Source:
____________________
I dont think anyone heard you so I thought that I would help


----------



## VorpalBunny (Mar 19, 2003)

ARRGH! OK, DAMMIT!! I'm in too (if there's still room).

I hate you, Yellow Sign.  I really hate you.


----------



## Yellow Sign (Mar 19, 2003)

Ok, I am closing the game to recruitment and here are the lucky players who are in!

VorpalBunny
Shapermc
KitanaVorr
Fanog
Byrons_Ghost
Anonystu
The Forsaken One
ZombieDude

PS. I love the chaos that I am causing!!! VB, Shapermc, BG, The Forsaken One, and KITANAVORR in my game!!! (hey Fanog and Anonystu so disrespect to you guys but these are some PBP heavy hitters here!)

....character building info to come......

PSS. VorpalBunny don't hate me because I am insane!


----------



## Fanog (Mar 19, 2003)

It's the avatar-thing right? I really have to get myself one of those. 

(on a more serious note: no disrespect taken, respect usually has te be earned. I hope I'll do so.)

Fanog


----------



## anonystu (Mar 19, 2003)

Hey, no offense taken, I'm really happy to be in a game with great players: I've never found any better way to both have lots of fun and raise my roleplaying skill than to consistently seek only quality games with quality people.


----------



## KitanaVorr (Mar 19, 2003)
____________________
Given records:
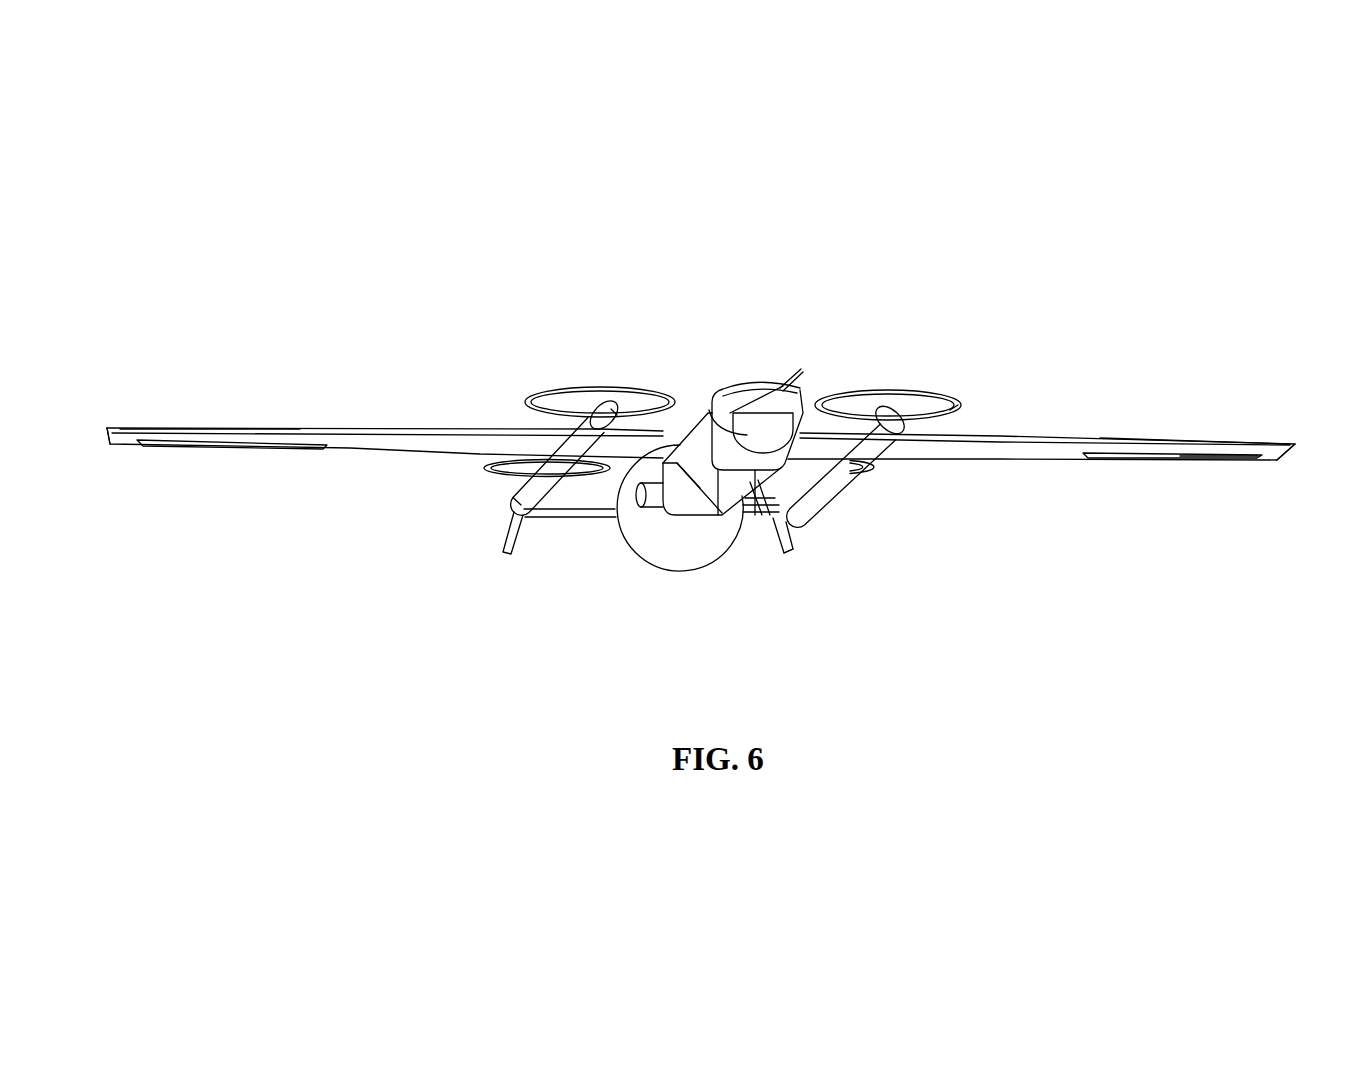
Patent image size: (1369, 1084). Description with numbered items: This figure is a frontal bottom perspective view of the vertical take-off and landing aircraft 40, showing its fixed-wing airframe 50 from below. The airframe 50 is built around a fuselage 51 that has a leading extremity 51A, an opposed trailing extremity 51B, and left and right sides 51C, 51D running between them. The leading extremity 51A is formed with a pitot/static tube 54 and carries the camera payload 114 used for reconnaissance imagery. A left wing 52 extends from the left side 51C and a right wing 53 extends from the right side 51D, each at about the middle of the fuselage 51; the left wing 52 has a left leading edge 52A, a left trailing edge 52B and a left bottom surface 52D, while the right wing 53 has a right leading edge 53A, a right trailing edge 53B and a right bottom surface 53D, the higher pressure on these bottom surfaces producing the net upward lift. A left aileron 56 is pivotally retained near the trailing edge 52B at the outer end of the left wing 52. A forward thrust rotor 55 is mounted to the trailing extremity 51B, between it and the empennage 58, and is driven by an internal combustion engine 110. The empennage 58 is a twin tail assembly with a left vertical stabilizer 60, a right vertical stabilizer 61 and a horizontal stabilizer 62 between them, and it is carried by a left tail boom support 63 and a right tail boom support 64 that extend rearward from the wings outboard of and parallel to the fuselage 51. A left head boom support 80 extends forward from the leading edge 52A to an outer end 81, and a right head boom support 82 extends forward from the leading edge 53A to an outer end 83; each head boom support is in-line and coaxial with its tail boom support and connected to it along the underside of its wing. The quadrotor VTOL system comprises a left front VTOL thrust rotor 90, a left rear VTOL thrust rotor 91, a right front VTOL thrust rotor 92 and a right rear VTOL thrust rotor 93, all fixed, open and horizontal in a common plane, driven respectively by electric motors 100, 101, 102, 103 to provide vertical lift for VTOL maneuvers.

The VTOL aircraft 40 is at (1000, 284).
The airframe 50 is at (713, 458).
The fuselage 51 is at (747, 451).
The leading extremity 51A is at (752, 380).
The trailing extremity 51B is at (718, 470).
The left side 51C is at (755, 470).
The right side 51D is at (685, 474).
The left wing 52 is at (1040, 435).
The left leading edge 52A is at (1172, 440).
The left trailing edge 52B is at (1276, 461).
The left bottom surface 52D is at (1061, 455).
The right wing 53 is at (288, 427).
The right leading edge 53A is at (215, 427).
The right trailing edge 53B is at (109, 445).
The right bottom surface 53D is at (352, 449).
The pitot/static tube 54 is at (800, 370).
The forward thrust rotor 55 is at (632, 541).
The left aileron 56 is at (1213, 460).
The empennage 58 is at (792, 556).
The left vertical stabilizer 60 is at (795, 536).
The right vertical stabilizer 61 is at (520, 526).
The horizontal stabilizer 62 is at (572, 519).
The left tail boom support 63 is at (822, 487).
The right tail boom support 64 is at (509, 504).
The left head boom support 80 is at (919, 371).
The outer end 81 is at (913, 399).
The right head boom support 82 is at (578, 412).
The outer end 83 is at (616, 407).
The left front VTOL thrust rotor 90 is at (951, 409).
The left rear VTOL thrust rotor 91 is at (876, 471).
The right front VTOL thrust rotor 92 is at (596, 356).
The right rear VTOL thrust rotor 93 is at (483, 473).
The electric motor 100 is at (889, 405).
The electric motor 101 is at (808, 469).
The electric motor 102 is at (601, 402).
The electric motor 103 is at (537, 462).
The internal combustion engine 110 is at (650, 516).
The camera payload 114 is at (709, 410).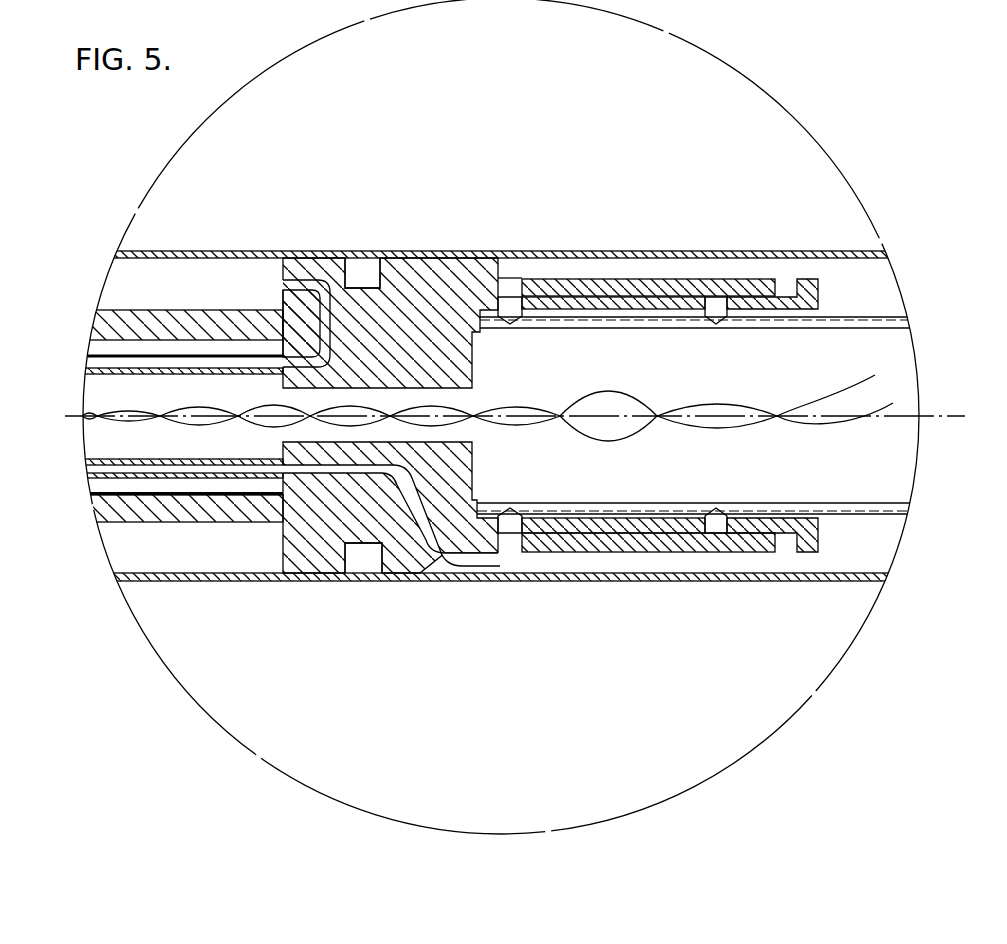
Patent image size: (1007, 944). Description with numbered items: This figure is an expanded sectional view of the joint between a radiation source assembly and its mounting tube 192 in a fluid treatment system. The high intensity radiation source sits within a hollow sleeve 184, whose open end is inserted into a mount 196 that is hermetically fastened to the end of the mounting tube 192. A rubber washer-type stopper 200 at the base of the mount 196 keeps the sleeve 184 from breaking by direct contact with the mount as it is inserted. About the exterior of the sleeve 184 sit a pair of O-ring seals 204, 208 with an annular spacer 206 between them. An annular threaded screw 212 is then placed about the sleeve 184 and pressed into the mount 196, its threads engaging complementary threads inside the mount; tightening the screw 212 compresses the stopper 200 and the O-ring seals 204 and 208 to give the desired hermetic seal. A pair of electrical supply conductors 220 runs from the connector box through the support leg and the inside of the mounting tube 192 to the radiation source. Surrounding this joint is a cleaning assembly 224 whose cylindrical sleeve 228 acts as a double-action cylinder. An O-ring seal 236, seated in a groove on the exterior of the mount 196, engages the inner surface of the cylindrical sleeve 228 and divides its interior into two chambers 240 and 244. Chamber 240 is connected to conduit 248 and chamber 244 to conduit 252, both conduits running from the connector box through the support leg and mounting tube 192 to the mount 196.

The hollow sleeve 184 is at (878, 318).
____________________
Task to carry out: Reproduce the forum thread starting at "ARRGH! OK, DAMMIT!!" and ending at "who are in!", substituting "sign-ups" for "recruitment". The rows come from a separate source, not from the forum thread.

Exercise result:
ARRGH! OK, DAMMIT!! I'm in too (if there's still room).

I hate you, Yellow Sign.  I really hate you.


----------



## Yellow Sign (Mar 19, 2003)

Ok, I am closing the game to sign-ups and here are the lucky players who are in!